== Segment start ==

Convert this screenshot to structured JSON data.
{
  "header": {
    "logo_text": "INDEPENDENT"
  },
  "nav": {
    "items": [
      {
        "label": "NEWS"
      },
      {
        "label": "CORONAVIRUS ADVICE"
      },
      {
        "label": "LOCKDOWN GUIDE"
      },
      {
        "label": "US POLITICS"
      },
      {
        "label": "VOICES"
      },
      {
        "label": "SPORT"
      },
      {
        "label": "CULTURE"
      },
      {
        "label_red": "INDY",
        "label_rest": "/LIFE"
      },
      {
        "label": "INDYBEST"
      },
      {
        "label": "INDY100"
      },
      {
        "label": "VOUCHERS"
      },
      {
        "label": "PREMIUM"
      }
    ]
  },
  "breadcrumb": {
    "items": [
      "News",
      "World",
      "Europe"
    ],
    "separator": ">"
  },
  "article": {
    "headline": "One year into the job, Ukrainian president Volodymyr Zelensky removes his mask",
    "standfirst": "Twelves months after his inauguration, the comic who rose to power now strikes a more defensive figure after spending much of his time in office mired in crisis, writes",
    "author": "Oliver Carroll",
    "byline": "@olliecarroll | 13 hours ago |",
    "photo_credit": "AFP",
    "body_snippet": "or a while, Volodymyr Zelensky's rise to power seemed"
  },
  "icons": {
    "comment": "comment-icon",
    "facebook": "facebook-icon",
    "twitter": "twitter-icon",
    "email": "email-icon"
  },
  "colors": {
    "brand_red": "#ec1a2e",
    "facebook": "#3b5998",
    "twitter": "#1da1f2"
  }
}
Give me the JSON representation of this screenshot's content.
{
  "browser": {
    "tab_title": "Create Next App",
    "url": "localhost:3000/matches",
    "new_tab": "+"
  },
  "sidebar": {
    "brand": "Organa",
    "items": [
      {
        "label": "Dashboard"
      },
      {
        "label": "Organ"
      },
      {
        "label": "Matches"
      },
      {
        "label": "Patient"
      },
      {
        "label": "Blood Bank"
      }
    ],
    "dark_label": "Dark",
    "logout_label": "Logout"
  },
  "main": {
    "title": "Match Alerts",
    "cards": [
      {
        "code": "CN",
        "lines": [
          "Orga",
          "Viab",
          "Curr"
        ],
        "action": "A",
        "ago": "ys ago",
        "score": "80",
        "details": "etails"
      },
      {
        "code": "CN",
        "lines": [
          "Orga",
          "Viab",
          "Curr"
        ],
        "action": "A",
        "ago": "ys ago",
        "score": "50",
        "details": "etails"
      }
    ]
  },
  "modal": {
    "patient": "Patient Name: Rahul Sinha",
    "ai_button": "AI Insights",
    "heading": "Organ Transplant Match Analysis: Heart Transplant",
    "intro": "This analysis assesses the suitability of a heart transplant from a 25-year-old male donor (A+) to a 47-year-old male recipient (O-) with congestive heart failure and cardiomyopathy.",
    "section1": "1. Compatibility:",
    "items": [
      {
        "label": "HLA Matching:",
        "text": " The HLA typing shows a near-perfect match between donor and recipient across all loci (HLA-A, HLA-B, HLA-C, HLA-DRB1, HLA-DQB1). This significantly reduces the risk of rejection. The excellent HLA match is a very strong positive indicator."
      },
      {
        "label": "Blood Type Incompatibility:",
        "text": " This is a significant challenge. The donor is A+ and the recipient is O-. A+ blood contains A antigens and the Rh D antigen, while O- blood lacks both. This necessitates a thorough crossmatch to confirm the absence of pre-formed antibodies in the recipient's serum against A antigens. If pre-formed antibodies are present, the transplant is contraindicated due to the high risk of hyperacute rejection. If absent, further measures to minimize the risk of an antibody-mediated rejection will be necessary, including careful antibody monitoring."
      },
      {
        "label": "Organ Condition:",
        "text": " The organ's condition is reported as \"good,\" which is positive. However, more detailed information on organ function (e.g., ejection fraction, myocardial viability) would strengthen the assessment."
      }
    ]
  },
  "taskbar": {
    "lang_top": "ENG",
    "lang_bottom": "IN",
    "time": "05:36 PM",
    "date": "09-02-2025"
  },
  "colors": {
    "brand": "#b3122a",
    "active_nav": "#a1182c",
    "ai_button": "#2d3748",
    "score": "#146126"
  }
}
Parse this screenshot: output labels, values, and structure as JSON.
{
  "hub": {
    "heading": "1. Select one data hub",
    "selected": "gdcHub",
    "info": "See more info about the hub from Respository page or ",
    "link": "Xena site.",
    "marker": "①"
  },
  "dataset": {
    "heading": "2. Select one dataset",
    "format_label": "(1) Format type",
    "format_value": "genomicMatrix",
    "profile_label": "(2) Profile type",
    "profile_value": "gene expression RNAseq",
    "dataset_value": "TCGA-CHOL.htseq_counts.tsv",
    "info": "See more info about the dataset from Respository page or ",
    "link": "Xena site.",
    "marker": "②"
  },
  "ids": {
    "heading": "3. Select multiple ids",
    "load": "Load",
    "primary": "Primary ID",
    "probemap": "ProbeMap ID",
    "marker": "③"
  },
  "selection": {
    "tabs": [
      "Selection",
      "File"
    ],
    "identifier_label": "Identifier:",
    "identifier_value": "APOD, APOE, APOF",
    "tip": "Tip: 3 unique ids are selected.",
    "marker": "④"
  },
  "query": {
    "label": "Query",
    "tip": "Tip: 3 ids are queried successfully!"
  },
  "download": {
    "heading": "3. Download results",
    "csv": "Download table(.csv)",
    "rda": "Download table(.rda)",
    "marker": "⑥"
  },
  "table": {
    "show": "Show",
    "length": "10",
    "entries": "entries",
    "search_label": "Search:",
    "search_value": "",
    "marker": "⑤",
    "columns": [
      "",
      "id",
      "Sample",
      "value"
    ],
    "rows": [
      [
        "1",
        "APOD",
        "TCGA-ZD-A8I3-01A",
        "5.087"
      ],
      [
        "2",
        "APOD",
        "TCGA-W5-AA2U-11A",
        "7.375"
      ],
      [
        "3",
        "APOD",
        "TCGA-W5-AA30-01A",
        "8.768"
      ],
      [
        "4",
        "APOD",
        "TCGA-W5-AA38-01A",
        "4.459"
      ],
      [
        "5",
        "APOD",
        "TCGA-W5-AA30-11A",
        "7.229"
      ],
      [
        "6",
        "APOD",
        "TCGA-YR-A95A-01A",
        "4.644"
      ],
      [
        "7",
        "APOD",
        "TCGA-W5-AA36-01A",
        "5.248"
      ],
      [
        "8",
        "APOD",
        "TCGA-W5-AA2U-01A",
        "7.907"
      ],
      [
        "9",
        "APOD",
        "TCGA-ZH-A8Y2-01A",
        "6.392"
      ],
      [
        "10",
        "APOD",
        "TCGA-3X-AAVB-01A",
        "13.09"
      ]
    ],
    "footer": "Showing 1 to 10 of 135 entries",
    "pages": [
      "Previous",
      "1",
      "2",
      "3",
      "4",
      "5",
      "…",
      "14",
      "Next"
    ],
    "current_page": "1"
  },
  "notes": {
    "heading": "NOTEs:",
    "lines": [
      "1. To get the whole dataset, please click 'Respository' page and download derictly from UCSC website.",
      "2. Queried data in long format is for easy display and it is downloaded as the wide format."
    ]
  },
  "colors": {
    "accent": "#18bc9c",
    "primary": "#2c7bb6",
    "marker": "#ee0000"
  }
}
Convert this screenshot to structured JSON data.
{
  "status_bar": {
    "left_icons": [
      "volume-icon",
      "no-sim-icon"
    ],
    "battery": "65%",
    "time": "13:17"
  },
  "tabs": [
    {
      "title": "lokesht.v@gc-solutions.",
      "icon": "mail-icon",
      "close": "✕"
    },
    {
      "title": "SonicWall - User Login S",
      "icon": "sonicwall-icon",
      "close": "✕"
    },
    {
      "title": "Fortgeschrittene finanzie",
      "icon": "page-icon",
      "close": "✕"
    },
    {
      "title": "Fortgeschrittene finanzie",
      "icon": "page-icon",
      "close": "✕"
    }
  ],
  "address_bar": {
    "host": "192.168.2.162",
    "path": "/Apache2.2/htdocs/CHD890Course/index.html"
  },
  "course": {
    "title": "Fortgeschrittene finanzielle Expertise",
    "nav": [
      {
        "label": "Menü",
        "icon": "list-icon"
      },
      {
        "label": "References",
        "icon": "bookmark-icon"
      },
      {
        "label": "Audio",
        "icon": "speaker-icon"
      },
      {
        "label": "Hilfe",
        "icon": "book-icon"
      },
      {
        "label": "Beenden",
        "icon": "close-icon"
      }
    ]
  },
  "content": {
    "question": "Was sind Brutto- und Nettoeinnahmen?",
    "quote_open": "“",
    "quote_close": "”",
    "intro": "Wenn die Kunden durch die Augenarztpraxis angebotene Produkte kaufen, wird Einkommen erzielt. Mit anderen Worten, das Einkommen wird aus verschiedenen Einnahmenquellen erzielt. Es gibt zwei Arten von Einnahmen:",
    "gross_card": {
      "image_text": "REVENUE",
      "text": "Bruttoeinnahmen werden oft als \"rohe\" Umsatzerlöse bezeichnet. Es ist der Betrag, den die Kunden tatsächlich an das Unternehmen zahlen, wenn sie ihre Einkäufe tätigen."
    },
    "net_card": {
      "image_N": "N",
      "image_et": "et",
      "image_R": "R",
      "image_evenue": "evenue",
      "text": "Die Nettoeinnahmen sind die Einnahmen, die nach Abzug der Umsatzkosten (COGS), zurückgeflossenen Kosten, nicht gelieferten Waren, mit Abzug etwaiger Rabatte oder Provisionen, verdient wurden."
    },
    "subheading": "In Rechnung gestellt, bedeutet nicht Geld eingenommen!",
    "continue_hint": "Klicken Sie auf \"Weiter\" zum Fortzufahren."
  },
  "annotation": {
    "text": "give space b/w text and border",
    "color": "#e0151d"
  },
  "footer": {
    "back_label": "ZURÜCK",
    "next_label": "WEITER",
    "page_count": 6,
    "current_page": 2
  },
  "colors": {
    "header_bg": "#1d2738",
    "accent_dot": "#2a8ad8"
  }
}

== Segment end ==

Instructions for the task — In the listing above, how many lines include the string "year"? Reply with the number alone.

Exercise solution — 2